== Stored data ==
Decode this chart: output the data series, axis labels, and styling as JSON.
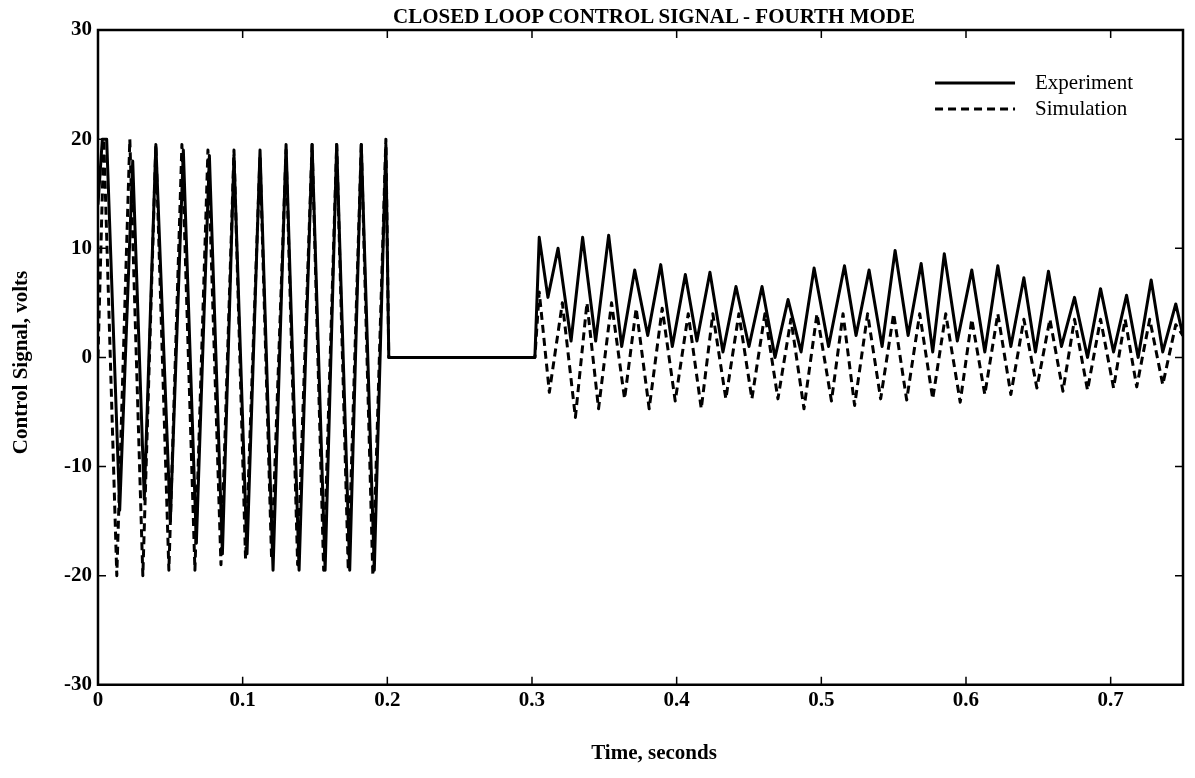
{
  "chart_data": {
    "type": "line",
    "title": "CLOSED LOOP CONTROL SIGNAL - FOURTH MODE",
    "xlabel": "Time, seconds",
    "ylabel": "Control Signal, volts",
    "xlim": [
      0,
      0.75
    ],
    "xticks": [
      0,
      0.1,
      0.2,
      0.3,
      0.4,
      0.5,
      0.6,
      0.7
    ],
    "ylim": [
      -30,
      30
    ],
    "yticks": [
      -30,
      -20,
      -10,
      0,
      10,
      20,
      30
    ],
    "grid": false,
    "legend": "top right",
    "marker": "none",
    "series": [
      {
        "name": "Experiment",
        "color": "#000000",
        "line_style": "solid",
        "x": [
          0,
          0.003,
          0.006,
          0.015,
          0.024,
          0.032,
          0.04,
          0.05,
          0.059,
          0.068,
          0.077,
          0.086,
          0.094,
          0.103,
          0.112,
          0.121,
          0.13,
          0.139,
          0.148,
          0.157,
          0.165,
          0.174,
          0.182,
          0.191,
          0.199,
          0.201,
          0.3,
          0.302,
          0.305,
          0.311,
          0.318,
          0.327,
          0.335,
          0.344,
          0.353,
          0.362,
          0.371,
          0.38,
          0.389,
          0.397,
          0.406,
          0.414,
          0.423,
          0.432,
          0.441,
          0.45,
          0.459,
          0.468,
          0.477,
          0.486,
          0.495,
          0.505,
          0.516,
          0.524,
          0.533,
          0.542,
          0.551,
          0.56,
          0.569,
          0.577,
          0.585,
          0.594,
          0.604,
          0.613,
          0.622,
          0.631,
          0.64,
          0.648,
          0.657,
          0.666,
          0.675,
          0.684,
          0.693,
          0.702,
          0.711,
          0.719,
          0.728,
          0.736,
          0.745,
          0.75
        ],
        "values": [
          14,
          20,
          20,
          -14,
          18,
          -13,
          19.5,
          -15,
          19,
          -17,
          18.5,
          -18,
          18.5,
          -18,
          19,
          -19.5,
          19.5,
          -19.5,
          19.5,
          -19.5,
          19.5,
          -19.5,
          19.5,
          -19.5,
          19.5,
          0,
          0,
          0,
          11,
          5.5,
          10,
          1.5,
          11,
          1.5,
          11.2,
          1,
          8,
          2,
          8.5,
          1,
          7.6,
          1.5,
          7.8,
          0.5,
          6.5,
          1,
          6.5,
          0,
          5.3,
          0.5,
          8.2,
          1,
          8.4,
          2,
          8,
          1,
          9.8,
          2,
          8.6,
          0.5,
          9.5,
          1.5,
          8,
          0.5,
          8.4,
          1,
          7.3,
          0.5,
          7.9,
          1,
          5.5,
          0,
          6.3,
          0.5,
          5.7,
          0,
          7.1,
          0.5,
          4.9,
          2
        ]
      },
      {
        "name": "Simulation",
        "color": "#000000",
        "line_style": "dashed",
        "x": [
          0,
          0.004,
          0.013,
          0.022,
          0.031,
          0.04,
          0.049,
          0.058,
          0.067,
          0.076,
          0.085,
          0.094,
          0.102,
          0.112,
          0.12,
          0.13,
          0.138,
          0.148,
          0.156,
          0.165,
          0.173,
          0.182,
          0.19,
          0.199,
          0.201,
          0.3,
          0.302,
          0.305,
          0.312,
          0.321,
          0.33,
          0.338,
          0.346,
          0.355,
          0.364,
          0.372,
          0.381,
          0.39,
          0.399,
          0.408,
          0.417,
          0.425,
          0.434,
          0.443,
          0.452,
          0.461,
          0.47,
          0.479,
          0.488,
          0.497,
          0.507,
          0.515,
          0.523,
          0.532,
          0.541,
          0.55,
          0.559,
          0.568,
          0.577,
          0.586,
          0.596,
          0.604,
          0.613,
          0.622,
          0.631,
          0.64,
          0.649,
          0.658,
          0.667,
          0.675,
          0.684,
          0.693,
          0.702,
          0.71,
          0.718,
          0.727,
          0.736,
          0.745,
          0.75
        ],
        "values": [
          0,
          20,
          -20,
          20,
          -20,
          19.5,
          -19.5,
          19.5,
          -19.5,
          19,
          -19,
          19,
          -18.5,
          18.5,
          -18.5,
          19,
          -19,
          19.5,
          -19.5,
          19.5,
          -19.5,
          19.5,
          -20,
          20,
          0,
          0,
          0,
          6,
          -3.2,
          5,
          -5.5,
          5,
          -4.7,
          5,
          -3.8,
          4.5,
          -4.7,
          4.5,
          -4,
          4,
          -4.7,
          4,
          -3.8,
          4,
          -3.8,
          4,
          -3.8,
          3.5,
          -4.7,
          4,
          -4,
          4,
          -4.4,
          4,
          -3.8,
          4,
          -3.9,
          4,
          -3.8,
          4,
          -4.1,
          3.5,
          -3.4,
          4,
          -3.4,
          3.5,
          -2.8,
          3.5,
          -3.1,
          3.5,
          -3,
          3.5,
          -2.8,
          3.5,
          -2.7,
          3.5,
          -2.5,
          3,
          2
        ]
      }
    ]
  }
}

== TASK STATEMENT ==
All of the data above should be quoted exactly, except for the pictures.

== REPLY ==
Decode this chart: output the data series, axis labels, and styling as JSON.
{
  "chart_data": {
    "type": "line",
    "title": "CLOSED LOOP CONTROL SIGNAL - FOURTH MODE",
    "xlabel": "Time, seconds",
    "ylabel": "Control Signal, volts",
    "xlim": [
      0,
      0.75
    ],
    "xticks": [
      0,
      0.1,
      0.2,
      0.3,
      0.4,
      0.5,
      0.6,
      0.7
    ],
    "ylim": [
      -30,
      30
    ],
    "yticks": [
      -30,
      -20,
      -10,
      0,
      10,
      20,
      30
    ],
    "grid": false,
    "legend": "top right",
    "marker": "none",
    "series": [
      {
        "name": "Experiment",
        "color": "#000000",
        "line_style": "solid",
        "x": [
          0,
          0.003,
          0.006,
          0.015,
          0.024,
          0.032,
          0.04,
          0.05,
          0.059,
          0.068,
          0.077,
          0.086,
          0.094,
          0.103,
          0.112,
          0.121,
          0.13,
          0.139,
          0.148,
          0.157,
          0.165,
          0.174,
          0.182,
          0.191,
          0.199,
          0.201,
          0.3,
          0.302,
          0.305,
          0.311,
          0.318,
          0.327,
          0.335,
          0.344,
          0.353,
          0.362,
          0.371,
          0.38,
          0.389,
          0.397,
          0.406,
          0.414,
          0.423,
          0.432,
          0.441,
          0.45,
          0.459,
          0.468,
          0.477,
          0.486,
          0.495,
          0.505,
          0.516,
          0.524,
          0.533,
          0.542,
          0.551,
          0.56,
          0.569,
          0.577,
          0.585,
          0.594,
          0.604,
          0.613,
          0.622,
          0.631,
          0.64,
          0.648,
          0.657,
          0.666,
          0.675,
          0.684,
          0.693,
          0.702,
          0.711,
          0.719,
          0.728,
          0.736,
          0.745,
          0.75
        ],
        "values": [
          14,
          20,
          20,
          -14,
          18,
          -13,
          19.5,
          -15,
          19,
          -17,
          18.5,
          -18,
          18.5,
          -18,
          19,
          -19.5,
          19.5,
          -19.5,
          19.5,
          -19.5,
          19.5,
          -19.5,
          19.5,
          -19.5,
          19.5,
          0,
          0,
          0,
          11,
          5.5,
          10,
          1.5,
          11,
          1.5,
          11.2,
          1,
          8,
          2,
          8.5,
          1,
          7.6,
          1.5,
          7.8,
          0.5,
          6.5,
          1,
          6.5,
          0,
          5.3,
          0.5,
          8.2,
          1,
          8.4,
          2,
          8,
          1,
          9.8,
          2,
          8.6,
          0.5,
          9.5,
          1.5,
          8,
          0.5,
          8.4,
          1,
          7.3,
          0.5,
          7.9,
          1,
          5.5,
          0,
          6.3,
          0.5,
          5.7,
          0,
          7.1,
          0.5,
          4.9,
          2
        ]
      },
      {
        "name": "Simulation",
        "color": "#000000",
        "line_style": "dashed",
        "x": [
          0,
          0.004,
          0.013,
          0.022,
          0.031,
          0.04,
          0.049,
          0.058,
          0.067,
          0.076,
          0.085,
          0.094,
          0.102,
          0.112,
          0.12,
          0.13,
          0.138,
          0.148,
          0.156,
          0.165,
          0.173,
          0.182,
          0.19,
          0.199,
          0.201,
          0.3,
          0.302,
          0.305,
          0.312,
          0.321,
          0.33,
          0.338,
          0.346,
          0.355,
          0.364,
          0.372,
          0.381,
          0.39,
          0.399,
          0.408,
          0.417,
          0.425,
          0.434,
          0.443,
          0.452,
          0.461,
          0.47,
          0.479,
          0.488,
          0.497,
          0.507,
          0.515,
          0.523,
          0.532,
          0.541,
          0.55,
          0.559,
          0.568,
          0.577,
          0.586,
          0.596,
          0.604,
          0.613,
          0.622,
          0.631,
          0.64,
          0.649,
          0.658,
          0.667,
          0.675,
          0.684,
          0.693,
          0.702,
          0.71,
          0.718,
          0.727,
          0.736,
          0.745,
          0.75
        ],
        "values": [
          0,
          20,
          -20,
          20,
          -20,
          19.5,
          -19.5,
          19.5,
          -19.5,
          19,
          -19,
          19,
          -18.5,
          18.5,
          -18.5,
          19,
          -19,
          19.5,
          -19.5,
          19.5,
          -19.5,
          19.5,
          -20,
          20,
          0,
          0,
          0,
          6,
          -3.2,
          5,
          -5.5,
          5,
          -4.7,
          5,
          -3.8,
          4.5,
          -4.7,
          4.5,
          -4,
          4,
          -4.7,
          4,
          -3.8,
          4,
          -3.8,
          4,
          -3.8,
          3.5,
          -4.7,
          4,
          -4,
          4,
          -4.4,
          4,
          -3.8,
          4,
          -3.9,
          4,
          -3.8,
          4,
          -4.1,
          3.5,
          -3.4,
          4,
          -3.4,
          3.5,
          -2.8,
          3.5,
          -3.1,
          3.5,
          -3,
          3.5,
          -2.8,
          3.5,
          -2.7,
          3.5,
          -2.5,
          3,
          2
        ]
      }
    ]
  }
}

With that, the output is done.